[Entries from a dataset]

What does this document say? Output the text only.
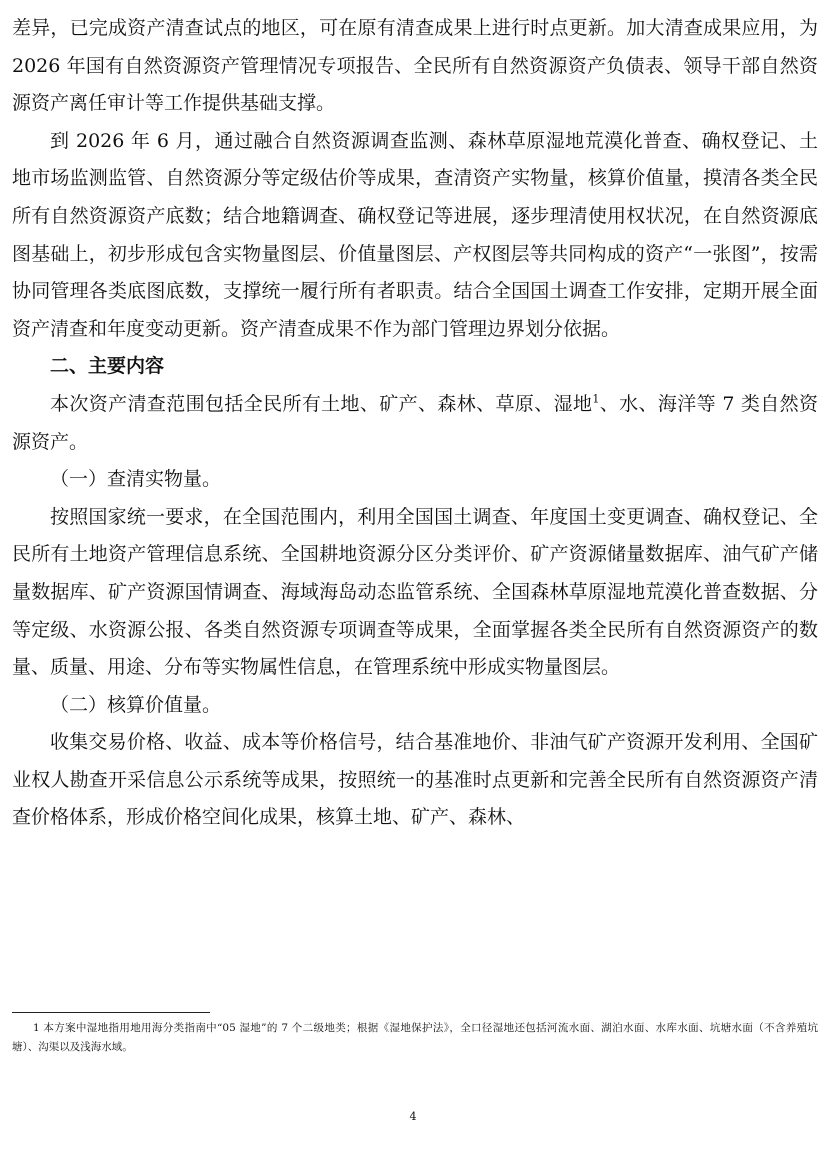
差异，已完成资产清查试点的地区，可在原有清查成果上进行时点更新。加大清查成果应用，为 2026 年国有自然资源资产管理情况专项报告、全民所有自然资源资产负债表、领导干部自然资源资产离任审计等工作提供基础支撑。

到 2026 年 6 月，通过融合自然资源调查监测、森林草原湿地荒漠化普查、确权登记、土地市场监测监管、自然资源分等定级估价等成果，查清资产实物量，核算价值量，摸清各类全民所有自然资源资产底数；结合地籍调查、确权登记等进展，逐步理清使用权状况，在自然资源底图基础上，初步形成包含实物量图层、价值量图层、产权图层等共同构成的资产“一张图”，按需协同管理各类底图底数，支撑统一履行所有者职责。结合全国国土调查工作安排，定期开展全面资产清查和年度变动更新。资产清查成果不作为部门管理边界划分依据。

二、主要内容

本次资产清查范围包括全民所有土地、矿产、森林、草原、湿地$^1$、水、海洋等 7 类自然资源资产。

（一）查清实物量。

按照国家统一要求，在全国范围内，利用全国国土调查、年度国土变更调查、确权登记、全民所有土地资产管理信息系统、全国耕地资源分区分类评价、矿产资源储量数据库、油气矿产储量数据库、矿产资源国情调查、海域海岛动态监管系统、全国森林草原湿地荒漠化普查数据、分等定级、水资源公报、各类自然资源专项调查等成果，全面掌握各类全民所有自然资源资产的数量、质量、用途、分布等实物属性信息，在管理系统中形成实物量图层。

（二）核算价值量。

收集交易价格、收益、成本等价格信号，结合基准地价、非油气矿产资源开发利用、全国矿业权人勘查开采信息公示系统等成果，按照统一的基准时点更新和完善全民所有自然资源资产清查价格体系，形成价格空间化成果，核算土地、矿产、森林、

1 本方案中湿地指用地用海分类指南中“05 湿地”的 7 个二级地类；根据《湿地保护法》，全口径湿地还包括河流水面、湖泊水面、水库水面、坑塘水面（不含养殖坑塘）、沟渠以及浅海水域。
4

*REQUIREMENTS*.
Of the lines in the data, how many contain the word "核算价值量"? Provide the number and nothing further.

*WORKED ANSWER*.
2